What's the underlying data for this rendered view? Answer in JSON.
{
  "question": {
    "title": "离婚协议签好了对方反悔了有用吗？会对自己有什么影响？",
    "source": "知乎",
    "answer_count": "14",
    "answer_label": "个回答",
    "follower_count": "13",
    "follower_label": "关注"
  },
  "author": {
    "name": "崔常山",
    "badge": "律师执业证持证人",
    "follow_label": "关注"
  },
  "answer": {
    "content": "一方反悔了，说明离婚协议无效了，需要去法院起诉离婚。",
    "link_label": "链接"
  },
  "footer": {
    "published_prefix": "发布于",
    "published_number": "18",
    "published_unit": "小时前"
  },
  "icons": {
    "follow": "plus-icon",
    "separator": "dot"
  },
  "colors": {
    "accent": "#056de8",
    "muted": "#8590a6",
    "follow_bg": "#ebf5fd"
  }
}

> OBJECTIVE
Reproduce all data above, unchanged.

> WRITTEN ANSWER
What's the underlying data for this rendered view? Answer in JSON.
{
  "question": {
    "title": "离婚协议签好了对方反悔了有用吗？会对自己有什么影响？",
    "source": "知乎",
    "answer_count": "14",
    "answer_label": "个回答",
    "follower_count": "13",
    "follower_label": "关注"
  },
  "author": {
    "name": "崔常山",
    "badge": "律师执业证持证人",
    "follow_label": "关注"
  },
  "answer": {
    "content": "一方反悔了，说明离婚协议无效了，需要去法院起诉离婚。",
    "link_label": "链接"
  },
  "footer": {
    "published_prefix": "发布于",
    "published_number": "18",
    "published_unit": "小时前"
  },
  "icons": {
    "follow": "plus-icon",
    "separator": "dot"
  },
  "colors": {
    "accent": "#056de8",
    "muted": "#8590a6",
    "follow_bg": "#ebf5fd"
  }
}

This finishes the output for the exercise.